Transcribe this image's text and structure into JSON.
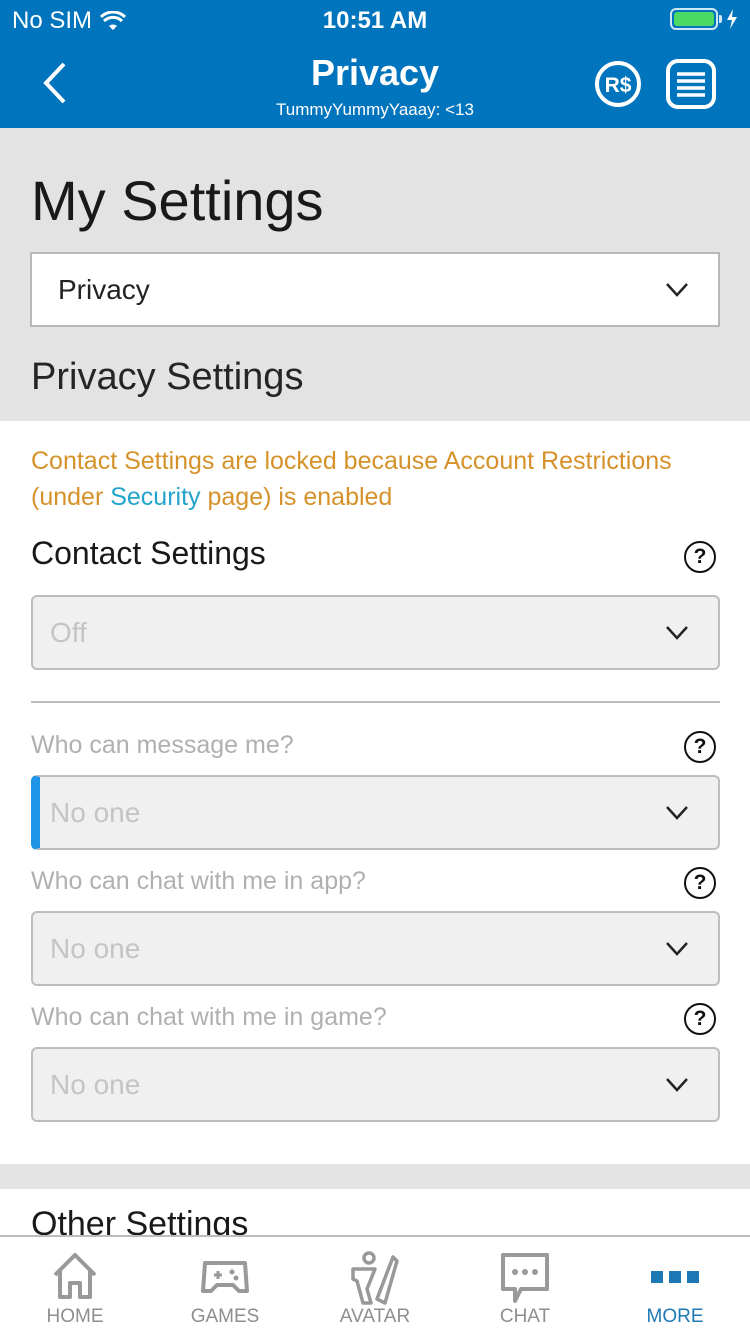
{
  "status_bar": {
    "carrier": "No SIM",
    "time": "10:51 AM"
  },
  "nav": {
    "title": "Privacy",
    "subtitle": "TummyYummyYaaay: <13",
    "back_icon": "chevron-left-icon",
    "robux_icon": "robux-icon",
    "menu_icon": "list-menu-icon"
  },
  "header": {
    "title": "My Settings",
    "category_select": "Privacy",
    "section_title": "Privacy Settings"
  },
  "warning": {
    "prefix": "Contact Settings are locked because Account Restrictions (under ",
    "link": "Security",
    "suffix": " page) is enabled"
  },
  "contact": {
    "label": "Contact Settings",
    "value": "Off",
    "fields": [
      {
        "label": "Who can message me?",
        "value": "No one"
      },
      {
        "label": "Who can chat with me in app?",
        "value": "No one"
      },
      {
        "label": "Who can chat with me in game?",
        "value": "No one"
      }
    ]
  },
  "other": {
    "title": "Other Settings"
  },
  "tabbar": {
    "items": [
      {
        "label": "HOME",
        "icon": "home-icon"
      },
      {
        "label": "GAMES",
        "icon": "gamepad-icon"
      },
      {
        "label": "AVATAR",
        "icon": "avatar-icon"
      },
      {
        "label": "CHAT",
        "icon": "chat-icon"
      },
      {
        "label": "MORE",
        "icon": "more-icon",
        "active": true
      }
    ]
  },
  "colors": {
    "brand": "#0074bd",
    "warning": "#d6922a",
    "link": "#22a4cc",
    "active_tab": "#1c79b5",
    "focus": "#1e95e6"
  }
}
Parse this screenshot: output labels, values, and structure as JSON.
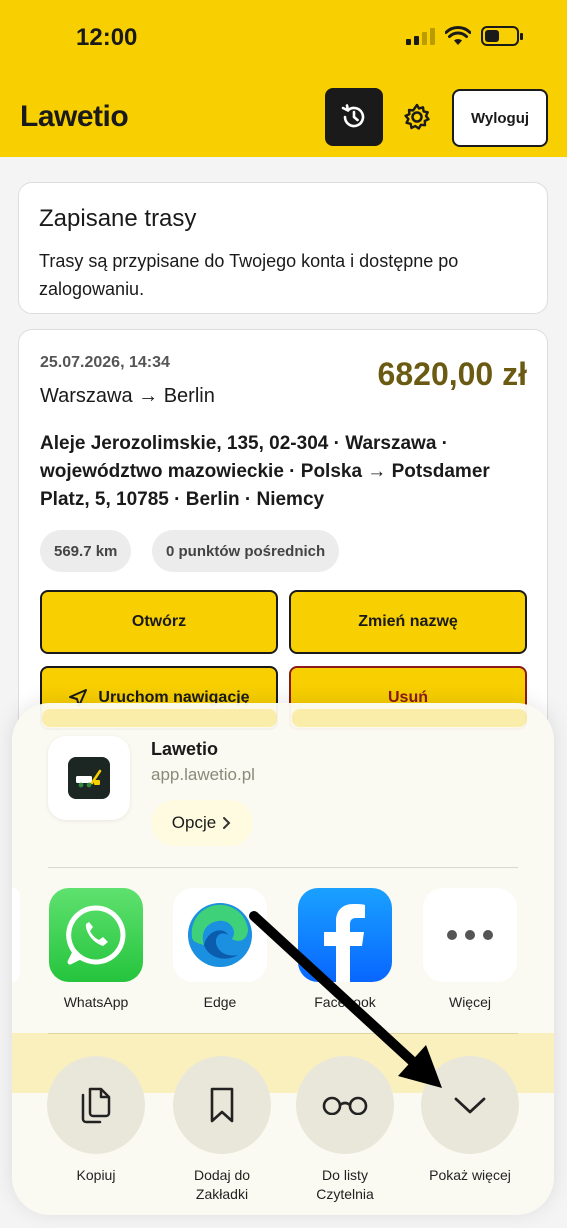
{
  "status": {
    "time": "12:00"
  },
  "header": {
    "brand": "Lawetio",
    "logout": "Wyloguj"
  },
  "saved_routes": {
    "title": "Zapisane trasy",
    "description": "Trasy są przypisane do Twojego konta i dostępne po zalogowaniu."
  },
  "route_card": {
    "date": "25.07.2026, 14:34",
    "route": "Warszawa → Berlin",
    "price": "6820,00 zł",
    "address": "Aleje Jerozolimskie, 135, 02-304 · Warszawa · województwo mazowieckie · Polska → Potsdamer Platz, 5, 10785 · Berlin · Niemcy",
    "distance": "569.7 km",
    "waypoints": "0 punktów pośrednich",
    "open": "Otwórz",
    "rename": "Zmień nazwę",
    "navigate": "Uruchom nawigację",
    "delete": "Usuń"
  },
  "share_sheet": {
    "app_name": "Lawetio",
    "url": "app.lawetio.pl",
    "options": "Opcje",
    "apps": [
      {
        "label": "WhatsApp",
        "icon": "whatsapp-icon"
      },
      {
        "label": "Edge",
        "icon": "edge-icon"
      },
      {
        "label": "Facebook",
        "icon": "facebook-icon"
      },
      {
        "label": "Więcej",
        "icon": "more-icon"
      }
    ],
    "actions": [
      {
        "label": "Kopiuj",
        "icon": "copy-icon"
      },
      {
        "label": "Dodaj do Zakładki",
        "icon": "bookmark-icon"
      },
      {
        "label": "Do listy Czytelnia",
        "icon": "reading-list-icon"
      },
      {
        "label": "Pokaż więcej",
        "icon": "chevron-down-icon"
      }
    ]
  },
  "colors": {
    "brand_yellow": "#f8cf00",
    "price": "#6b5a12",
    "delete_border": "#8b1a1a"
  }
}
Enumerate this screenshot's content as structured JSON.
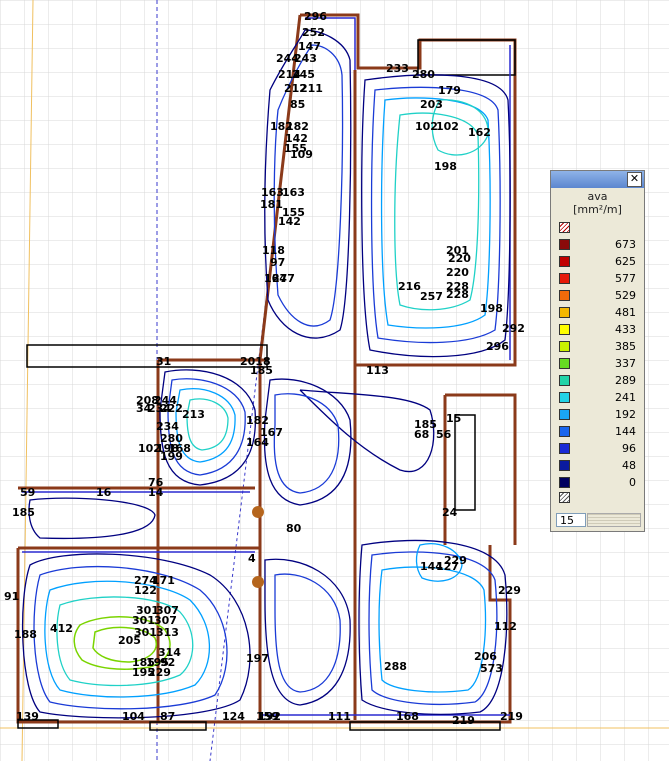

- - - - -

- WHAT NEEDS TO BE DONE:
State the number of lines in the data that include the string "Settings", and add nothing else.

- SOLVED PROBLEM:
5